§ WHAT IS EXPECTED:
Write out every entry exactly as given, but omit the pictures.

•••••

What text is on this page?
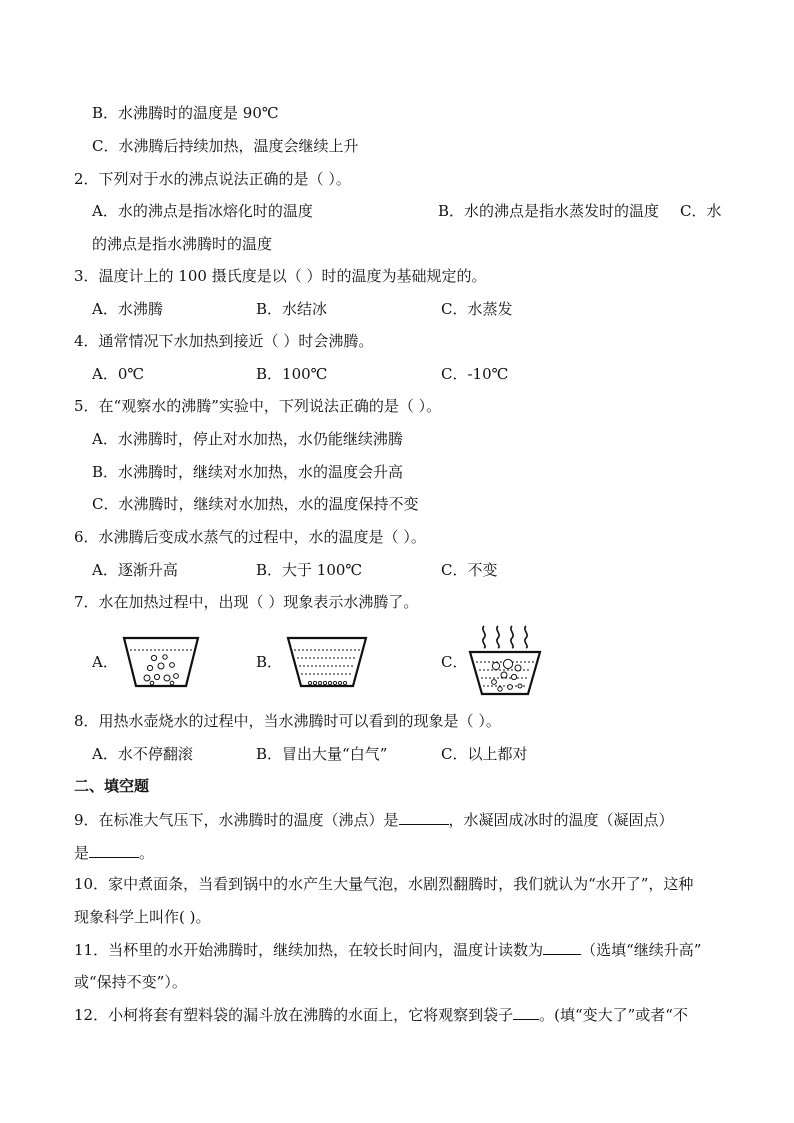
B．水沸腾时的温度是 90℃
C．水沸腾后持续加热，温度会继续上升
2．下列对于水的沸点说法正确的是（ ）。
A．水的沸点是指冰熔化时的温度	B．水的沸点是指水蒸发时的温度 C．水
的沸点是指水沸腾时的温度
3．温度计上的 100 摄氏度是以（ ）时的温度为基础规定的。
A．水沸腾	B．水结冰	C．水蒸发
4．通常情况下水加热到接近（ ）时会沸腾。
A．0℃	B．100℃	C．-10℃
5．在“观察水的沸腾”实验中，下列说法正确的是（ ）。
A．水沸腾时，停止对水加热，水仍能继续沸腾
B．水沸腾时，继续对水加热，水的温度会升高
C．水沸腾时，继续对水加热，水的温度保持不变
6．水沸腾后变成水蒸气的过程中，水的温度是（ ）。
A．逐渐升高	B．大于 100℃	C．不变
7．水在加热过程中，出现（ ）现象表示水沸腾了。
A．	B．	C．
8．用热水壶烧水的过程中，当水沸腾时可以看到的现象是（ ）。
A．水不停翻滚	B．冒出大量“白气”	C．以上都对
二、填空题
9．在标准大气压下，水沸腾时的温度（沸点）是	，水凝固成冰时的温度（凝固点）
是	。
10．家中煮面条，当看到锅中的水产生大量气泡，水剧烈翻腾时，我们就认为“水开了”，这种
现象科学上叫作( )。
11．当杯里的水开始沸腾时，继续加热，在较长时间内，温度计读数为	（选填“继续升高”
或“保持不变”）。
12．小柯将套有塑料袋的漏斗放在沸腾的水面上，它将观察到袋子 。(填“变大了”或者“不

•••••

§ FINISHED EXERCISE:
What text is on this page?
B．水沸腾时的温度是 90℃
C．水沸腾后持续加热，温度会继续上升
2．下列对于水的沸点说法正确的是（ ）。
A．水的沸点是指冰熔化时的温度	B．水的沸点是指水蒸发时的温度 C．水
的沸点是指水沸腾时的温度
3．温度计上的 100 摄氏度是以（ ）时的温度为基础规定的。
A．水沸腾	B．水结冰	C．水蒸发
4．通常情况下水加热到接近（ ）时会沸腾。
A．0℃	B．100℃	C．-10℃
5．在“观察水的沸腾”实验中，下列说法正确的是（ ）。
A．水沸腾时，停止对水加热，水仍能继续沸腾
B．水沸腾时，继续对水加热，水的温度会升高
C．水沸腾时，继续对水加热，水的温度保持不变
6．水沸腾后变成水蒸气的过程中，水的温度是（ ）。
A．逐渐升高	B．大于 100℃	C．不变
7．水在加热过程中，出现（ ）现象表示水沸腾了。
A．	B．	C．
8．用热水壶烧水的过程中，当水沸腾时可以看到的现象是（ ）。
A．水不停翻滚	B．冒出大量“白气”	C．以上都对
二、填空题
9．在标准大气压下，水沸腾时的温度（沸点）是	，水凝固成冰时的温度（凝固点）
是	。
10．家中煮面条，当看到锅中的水产生大量气泡，水剧烈翻腾时，我们就认为“水开了”，这种
现象科学上叫作( )。
11．当杯里的水开始沸腾时，继续加热，在较长时间内，温度计读数为	（选填“继续升高”
或“保持不变”）。
12．小柯将套有塑料袋的漏斗放在沸腾的水面上，它将观察到袋子 。(填“变大了”或者“不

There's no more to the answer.